*Job*
Among the lines below, count those with "brûlures". Give only the number.

## Begin Extracted records

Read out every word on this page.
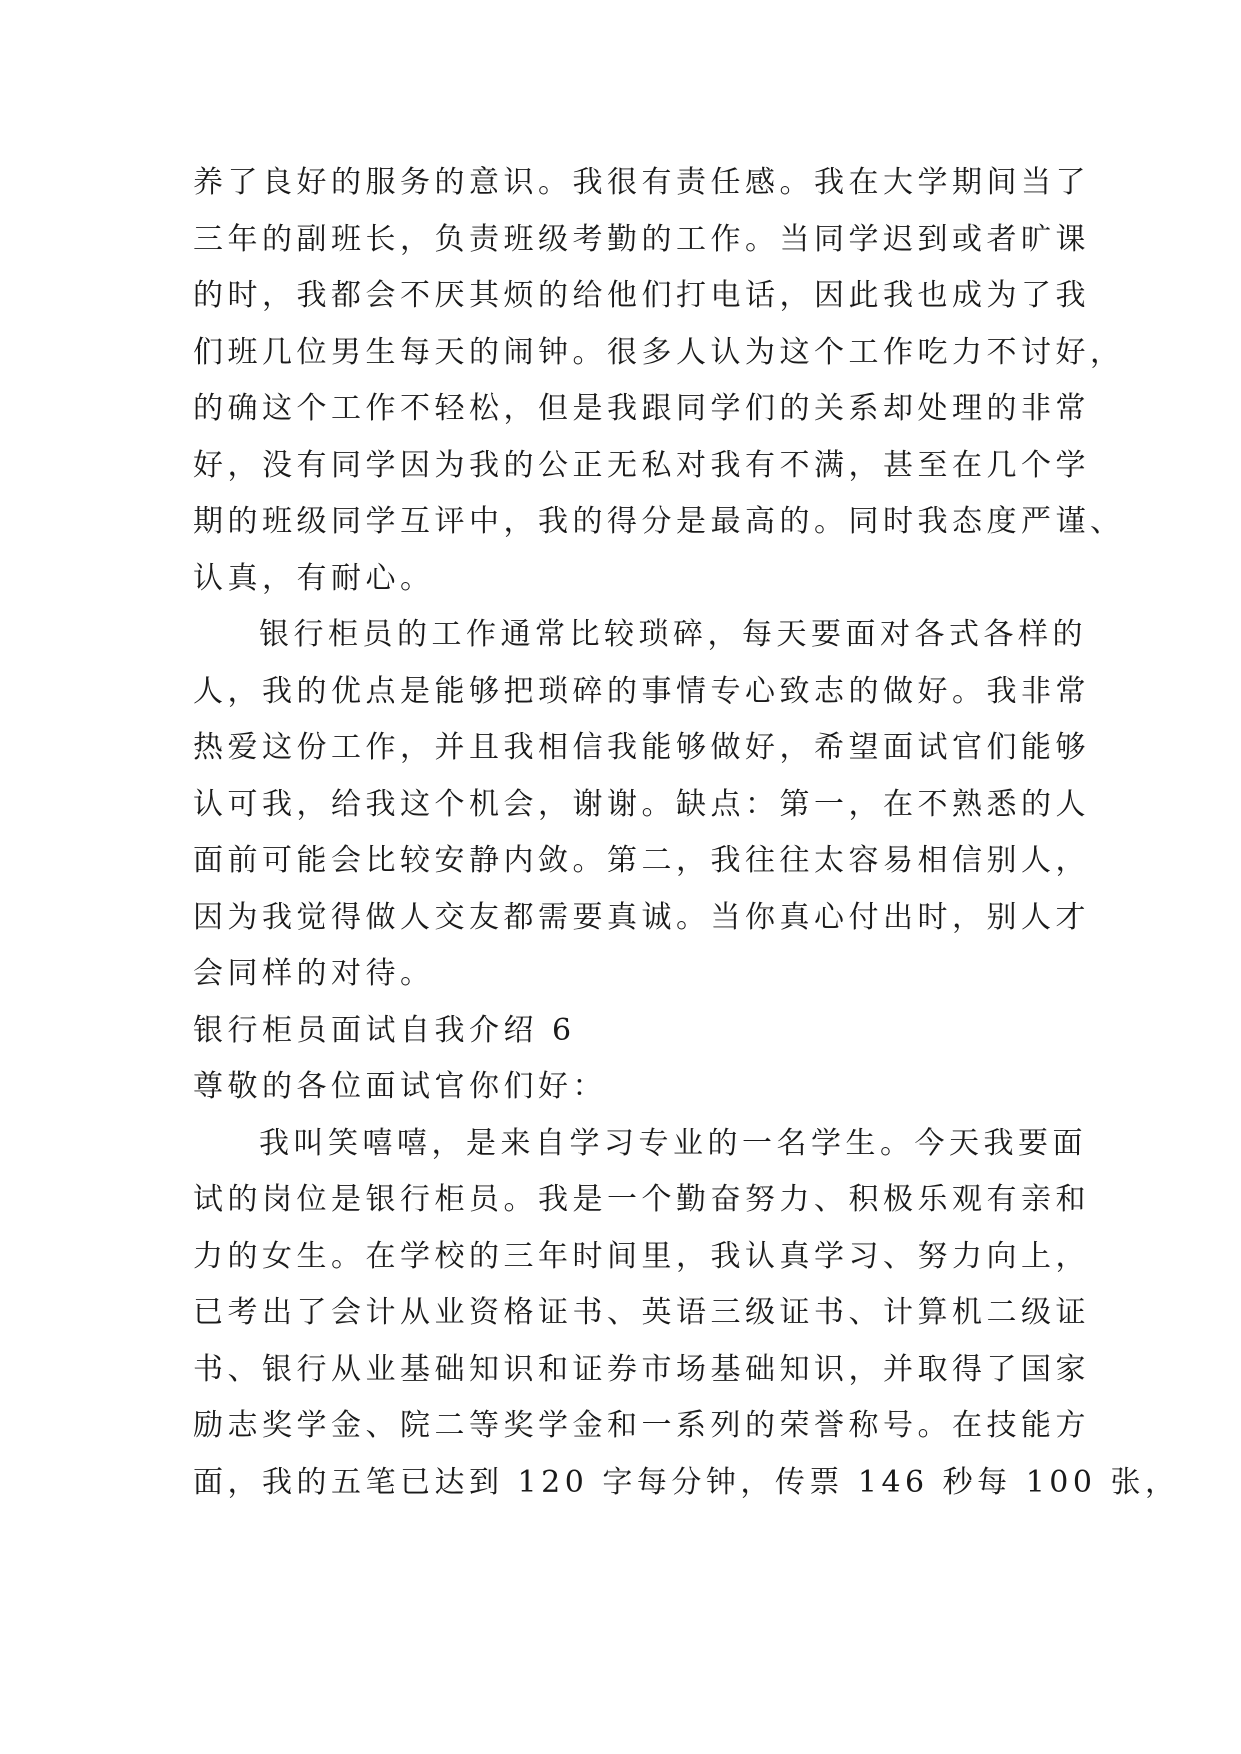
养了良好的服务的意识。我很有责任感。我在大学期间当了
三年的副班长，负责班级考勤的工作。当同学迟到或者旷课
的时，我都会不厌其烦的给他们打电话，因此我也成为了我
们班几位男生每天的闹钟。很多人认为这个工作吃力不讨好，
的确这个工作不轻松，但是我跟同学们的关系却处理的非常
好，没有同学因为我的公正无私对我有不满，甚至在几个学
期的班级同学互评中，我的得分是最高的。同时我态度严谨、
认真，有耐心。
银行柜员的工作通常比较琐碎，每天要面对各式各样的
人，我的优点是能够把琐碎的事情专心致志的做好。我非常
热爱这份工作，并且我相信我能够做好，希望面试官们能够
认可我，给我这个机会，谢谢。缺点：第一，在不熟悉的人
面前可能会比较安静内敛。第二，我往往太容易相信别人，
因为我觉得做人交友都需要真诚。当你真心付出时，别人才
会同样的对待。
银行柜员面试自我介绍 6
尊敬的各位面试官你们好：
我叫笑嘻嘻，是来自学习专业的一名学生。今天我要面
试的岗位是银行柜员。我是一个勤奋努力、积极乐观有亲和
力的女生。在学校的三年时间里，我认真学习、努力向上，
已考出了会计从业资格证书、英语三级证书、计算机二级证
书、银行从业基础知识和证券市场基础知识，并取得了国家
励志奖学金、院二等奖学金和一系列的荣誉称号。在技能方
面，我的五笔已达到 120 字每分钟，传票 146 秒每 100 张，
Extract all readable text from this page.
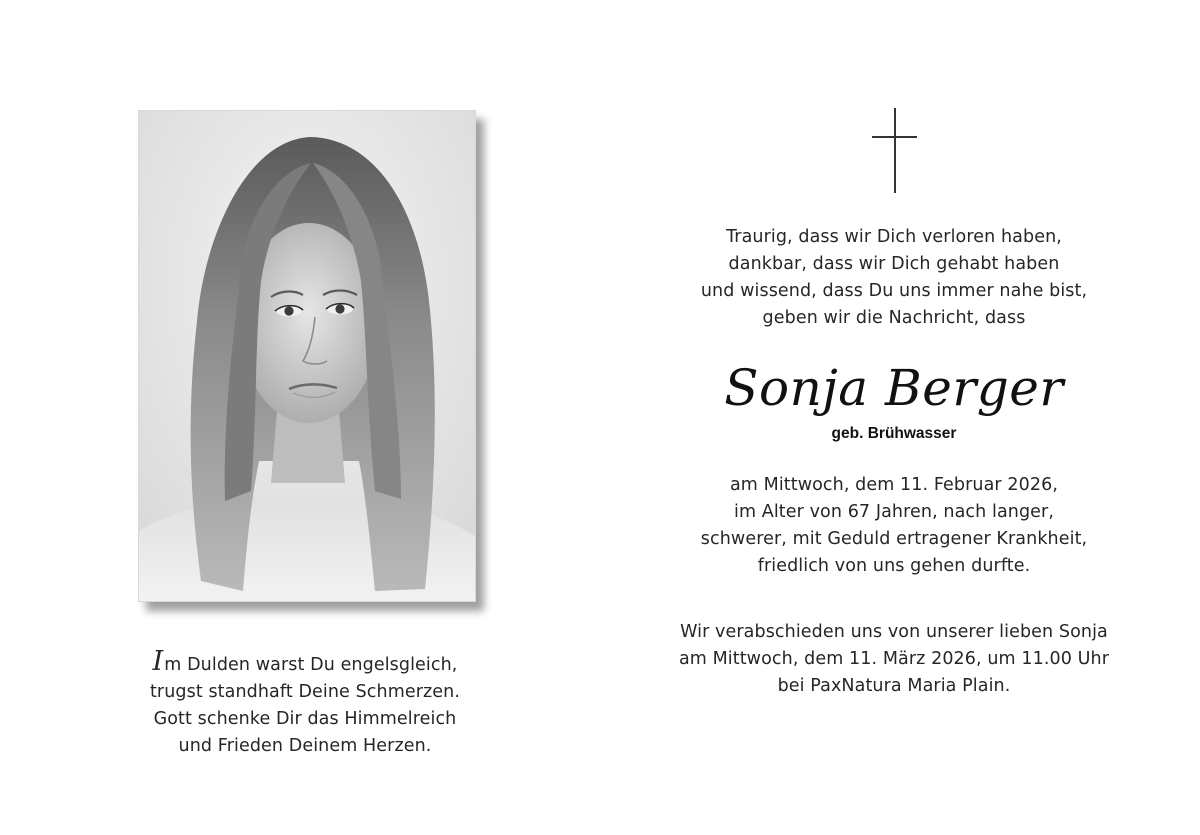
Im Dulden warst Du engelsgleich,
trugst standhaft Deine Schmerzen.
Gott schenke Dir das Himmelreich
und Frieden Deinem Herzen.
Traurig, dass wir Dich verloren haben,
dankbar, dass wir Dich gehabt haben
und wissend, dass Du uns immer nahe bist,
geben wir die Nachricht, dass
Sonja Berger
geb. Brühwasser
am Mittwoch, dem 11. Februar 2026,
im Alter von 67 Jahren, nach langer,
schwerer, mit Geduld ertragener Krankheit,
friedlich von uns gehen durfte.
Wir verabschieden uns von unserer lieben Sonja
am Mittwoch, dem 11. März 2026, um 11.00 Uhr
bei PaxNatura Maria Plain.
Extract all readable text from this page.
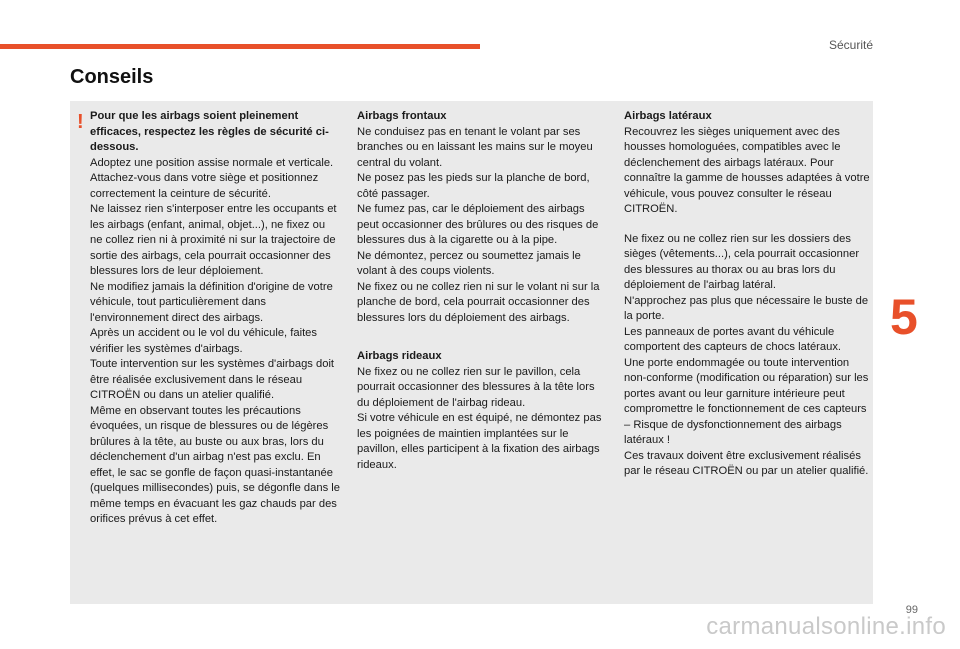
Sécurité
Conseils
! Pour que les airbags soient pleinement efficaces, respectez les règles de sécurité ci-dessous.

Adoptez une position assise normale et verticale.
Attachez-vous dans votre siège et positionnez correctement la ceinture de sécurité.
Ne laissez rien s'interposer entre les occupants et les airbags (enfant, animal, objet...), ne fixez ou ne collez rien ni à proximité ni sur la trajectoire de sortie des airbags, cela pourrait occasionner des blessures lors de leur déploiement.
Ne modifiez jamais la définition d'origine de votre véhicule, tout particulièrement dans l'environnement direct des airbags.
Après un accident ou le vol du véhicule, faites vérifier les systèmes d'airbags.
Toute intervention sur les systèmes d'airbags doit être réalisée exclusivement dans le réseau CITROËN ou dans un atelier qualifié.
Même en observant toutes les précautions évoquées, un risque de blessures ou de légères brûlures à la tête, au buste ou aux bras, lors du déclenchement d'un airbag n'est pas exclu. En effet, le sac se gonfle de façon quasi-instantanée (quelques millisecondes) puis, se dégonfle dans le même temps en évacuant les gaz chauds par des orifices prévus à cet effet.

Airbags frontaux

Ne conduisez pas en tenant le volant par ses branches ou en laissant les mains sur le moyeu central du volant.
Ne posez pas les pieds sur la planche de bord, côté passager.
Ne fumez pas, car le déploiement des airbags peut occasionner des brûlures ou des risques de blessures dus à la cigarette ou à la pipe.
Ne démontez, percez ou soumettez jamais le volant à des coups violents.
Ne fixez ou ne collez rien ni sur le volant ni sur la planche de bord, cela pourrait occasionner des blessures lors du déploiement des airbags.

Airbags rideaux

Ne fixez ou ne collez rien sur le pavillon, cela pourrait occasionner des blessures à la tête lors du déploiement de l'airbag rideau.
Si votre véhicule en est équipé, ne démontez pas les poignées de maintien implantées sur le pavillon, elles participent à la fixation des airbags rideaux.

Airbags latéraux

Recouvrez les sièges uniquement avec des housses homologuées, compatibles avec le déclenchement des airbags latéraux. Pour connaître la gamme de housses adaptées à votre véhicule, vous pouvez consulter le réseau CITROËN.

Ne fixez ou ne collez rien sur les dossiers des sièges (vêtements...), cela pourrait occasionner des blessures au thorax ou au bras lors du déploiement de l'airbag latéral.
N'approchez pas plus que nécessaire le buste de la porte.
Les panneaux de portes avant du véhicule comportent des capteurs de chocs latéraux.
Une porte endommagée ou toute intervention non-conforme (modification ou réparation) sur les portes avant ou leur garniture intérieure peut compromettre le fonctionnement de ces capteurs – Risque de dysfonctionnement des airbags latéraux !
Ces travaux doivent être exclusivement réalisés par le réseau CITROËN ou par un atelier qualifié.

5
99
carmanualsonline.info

## End Extracted records

*Finished task*
2